### Dataset entries
########################################
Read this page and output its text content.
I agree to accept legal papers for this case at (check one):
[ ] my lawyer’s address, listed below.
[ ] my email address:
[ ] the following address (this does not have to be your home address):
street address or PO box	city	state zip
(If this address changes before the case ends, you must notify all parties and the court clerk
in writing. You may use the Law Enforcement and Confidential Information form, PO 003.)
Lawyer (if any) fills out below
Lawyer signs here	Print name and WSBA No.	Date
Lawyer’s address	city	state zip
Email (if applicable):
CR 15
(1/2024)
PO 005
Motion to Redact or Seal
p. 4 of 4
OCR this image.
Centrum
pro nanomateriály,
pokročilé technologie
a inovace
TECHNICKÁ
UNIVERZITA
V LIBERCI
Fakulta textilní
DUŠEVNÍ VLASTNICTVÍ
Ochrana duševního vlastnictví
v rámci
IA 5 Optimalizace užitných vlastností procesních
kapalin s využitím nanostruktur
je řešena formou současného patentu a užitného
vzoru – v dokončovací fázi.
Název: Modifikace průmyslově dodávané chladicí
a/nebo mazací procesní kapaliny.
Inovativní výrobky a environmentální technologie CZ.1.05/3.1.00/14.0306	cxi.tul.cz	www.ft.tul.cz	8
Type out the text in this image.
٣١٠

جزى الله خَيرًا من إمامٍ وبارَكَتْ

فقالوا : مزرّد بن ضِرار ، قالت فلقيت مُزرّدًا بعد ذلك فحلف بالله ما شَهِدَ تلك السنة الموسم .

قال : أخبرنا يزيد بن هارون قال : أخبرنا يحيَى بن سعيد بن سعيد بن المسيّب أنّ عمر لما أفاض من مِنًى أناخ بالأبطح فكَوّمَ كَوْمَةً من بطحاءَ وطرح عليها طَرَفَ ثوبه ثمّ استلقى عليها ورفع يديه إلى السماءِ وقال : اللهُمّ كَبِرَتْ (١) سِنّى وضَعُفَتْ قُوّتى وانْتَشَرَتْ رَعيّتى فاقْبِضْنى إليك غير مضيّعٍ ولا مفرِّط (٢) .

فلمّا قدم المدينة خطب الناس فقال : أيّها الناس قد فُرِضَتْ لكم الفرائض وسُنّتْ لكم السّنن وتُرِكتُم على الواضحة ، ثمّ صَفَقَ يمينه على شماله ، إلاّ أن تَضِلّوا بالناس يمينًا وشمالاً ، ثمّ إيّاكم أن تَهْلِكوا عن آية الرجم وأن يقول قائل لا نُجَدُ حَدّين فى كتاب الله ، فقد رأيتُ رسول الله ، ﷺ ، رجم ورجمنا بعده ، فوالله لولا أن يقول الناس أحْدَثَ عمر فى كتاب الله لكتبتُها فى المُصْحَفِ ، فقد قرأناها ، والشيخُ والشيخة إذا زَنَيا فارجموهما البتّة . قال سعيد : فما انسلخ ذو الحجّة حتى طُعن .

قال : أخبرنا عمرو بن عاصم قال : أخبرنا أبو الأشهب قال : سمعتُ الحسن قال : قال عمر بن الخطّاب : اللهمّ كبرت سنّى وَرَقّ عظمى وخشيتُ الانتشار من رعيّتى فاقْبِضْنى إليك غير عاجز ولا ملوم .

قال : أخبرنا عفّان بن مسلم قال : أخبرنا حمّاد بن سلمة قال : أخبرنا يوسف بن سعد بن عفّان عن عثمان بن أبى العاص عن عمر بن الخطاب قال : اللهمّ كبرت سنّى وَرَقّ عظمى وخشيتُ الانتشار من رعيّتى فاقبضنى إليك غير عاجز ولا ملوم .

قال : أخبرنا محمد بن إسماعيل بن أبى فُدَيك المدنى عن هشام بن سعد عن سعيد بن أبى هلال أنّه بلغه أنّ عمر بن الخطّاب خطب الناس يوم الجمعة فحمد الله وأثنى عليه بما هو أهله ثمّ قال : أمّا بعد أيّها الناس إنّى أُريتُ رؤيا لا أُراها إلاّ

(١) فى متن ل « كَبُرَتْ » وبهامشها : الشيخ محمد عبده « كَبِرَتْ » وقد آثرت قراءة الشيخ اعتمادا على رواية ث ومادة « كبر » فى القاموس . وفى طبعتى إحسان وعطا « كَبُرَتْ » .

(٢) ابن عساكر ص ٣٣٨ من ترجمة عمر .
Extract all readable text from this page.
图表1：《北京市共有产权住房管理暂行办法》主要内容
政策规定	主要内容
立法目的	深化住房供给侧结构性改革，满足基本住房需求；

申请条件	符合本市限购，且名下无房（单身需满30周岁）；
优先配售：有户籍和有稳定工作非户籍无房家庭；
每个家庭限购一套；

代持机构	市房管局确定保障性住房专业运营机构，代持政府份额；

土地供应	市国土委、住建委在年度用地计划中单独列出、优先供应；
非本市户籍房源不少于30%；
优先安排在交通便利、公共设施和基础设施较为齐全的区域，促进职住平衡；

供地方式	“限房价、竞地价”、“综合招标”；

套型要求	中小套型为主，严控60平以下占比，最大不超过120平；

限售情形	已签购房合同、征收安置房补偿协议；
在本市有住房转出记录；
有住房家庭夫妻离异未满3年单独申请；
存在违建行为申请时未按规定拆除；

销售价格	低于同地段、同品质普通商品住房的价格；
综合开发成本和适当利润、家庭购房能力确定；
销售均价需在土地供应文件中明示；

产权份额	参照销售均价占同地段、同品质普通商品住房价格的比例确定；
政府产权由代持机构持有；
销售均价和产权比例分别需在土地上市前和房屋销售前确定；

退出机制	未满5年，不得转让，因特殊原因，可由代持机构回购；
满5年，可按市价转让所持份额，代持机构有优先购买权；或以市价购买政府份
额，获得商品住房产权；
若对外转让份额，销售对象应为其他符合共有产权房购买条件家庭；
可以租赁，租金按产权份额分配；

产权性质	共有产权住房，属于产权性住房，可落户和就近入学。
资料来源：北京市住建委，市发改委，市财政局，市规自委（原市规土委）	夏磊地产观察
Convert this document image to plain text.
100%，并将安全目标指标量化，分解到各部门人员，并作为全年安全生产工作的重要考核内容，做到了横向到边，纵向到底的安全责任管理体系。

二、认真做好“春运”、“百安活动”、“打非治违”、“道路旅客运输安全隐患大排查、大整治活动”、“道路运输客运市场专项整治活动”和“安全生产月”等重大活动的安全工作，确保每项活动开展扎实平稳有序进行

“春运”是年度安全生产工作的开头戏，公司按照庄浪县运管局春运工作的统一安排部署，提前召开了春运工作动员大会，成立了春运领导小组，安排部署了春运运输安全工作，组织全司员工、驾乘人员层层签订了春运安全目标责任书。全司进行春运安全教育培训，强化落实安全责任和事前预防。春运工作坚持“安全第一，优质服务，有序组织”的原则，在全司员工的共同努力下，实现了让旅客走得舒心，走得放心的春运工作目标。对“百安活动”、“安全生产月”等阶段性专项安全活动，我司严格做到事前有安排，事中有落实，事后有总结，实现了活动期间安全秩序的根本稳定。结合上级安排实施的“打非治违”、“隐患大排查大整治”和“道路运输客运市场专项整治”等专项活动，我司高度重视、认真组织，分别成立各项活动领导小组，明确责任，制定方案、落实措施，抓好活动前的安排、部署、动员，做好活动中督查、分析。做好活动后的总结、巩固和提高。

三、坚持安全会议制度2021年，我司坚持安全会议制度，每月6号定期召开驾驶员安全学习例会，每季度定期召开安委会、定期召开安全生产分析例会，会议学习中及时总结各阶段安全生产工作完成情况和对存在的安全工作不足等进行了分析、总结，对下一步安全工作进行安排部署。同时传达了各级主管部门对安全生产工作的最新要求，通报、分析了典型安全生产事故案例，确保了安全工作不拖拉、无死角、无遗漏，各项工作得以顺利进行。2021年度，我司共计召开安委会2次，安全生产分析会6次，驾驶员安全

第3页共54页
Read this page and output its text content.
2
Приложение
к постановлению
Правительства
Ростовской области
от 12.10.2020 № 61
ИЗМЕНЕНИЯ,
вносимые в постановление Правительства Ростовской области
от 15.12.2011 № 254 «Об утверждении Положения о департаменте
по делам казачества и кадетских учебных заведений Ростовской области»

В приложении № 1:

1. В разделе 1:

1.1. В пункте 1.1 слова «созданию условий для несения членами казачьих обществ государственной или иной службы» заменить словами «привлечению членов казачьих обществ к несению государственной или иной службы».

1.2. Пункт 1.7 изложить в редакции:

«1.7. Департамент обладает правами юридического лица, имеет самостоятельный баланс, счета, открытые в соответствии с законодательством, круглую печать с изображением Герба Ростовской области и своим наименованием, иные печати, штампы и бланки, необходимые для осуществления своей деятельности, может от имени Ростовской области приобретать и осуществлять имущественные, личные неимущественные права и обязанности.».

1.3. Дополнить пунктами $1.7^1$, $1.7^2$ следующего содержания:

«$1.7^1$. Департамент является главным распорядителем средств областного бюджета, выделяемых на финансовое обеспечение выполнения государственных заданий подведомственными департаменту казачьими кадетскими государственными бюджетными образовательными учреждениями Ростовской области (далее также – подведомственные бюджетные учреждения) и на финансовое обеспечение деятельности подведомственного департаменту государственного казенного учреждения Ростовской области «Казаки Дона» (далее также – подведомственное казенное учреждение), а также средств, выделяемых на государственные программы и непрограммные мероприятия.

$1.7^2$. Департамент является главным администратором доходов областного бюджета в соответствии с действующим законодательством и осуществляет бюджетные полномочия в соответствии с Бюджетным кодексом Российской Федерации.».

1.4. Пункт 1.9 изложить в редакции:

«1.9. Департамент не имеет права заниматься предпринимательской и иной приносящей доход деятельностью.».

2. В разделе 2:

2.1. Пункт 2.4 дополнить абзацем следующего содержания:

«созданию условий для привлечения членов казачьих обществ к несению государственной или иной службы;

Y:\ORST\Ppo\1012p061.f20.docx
########################################
### Aim of the exercise
Select every line of the material above holding the word "主要内容" and copy it.

### Solution to the problem
图表1：《北京市共有产权住房管理暂行办法》主要内容
政策规定	主要内容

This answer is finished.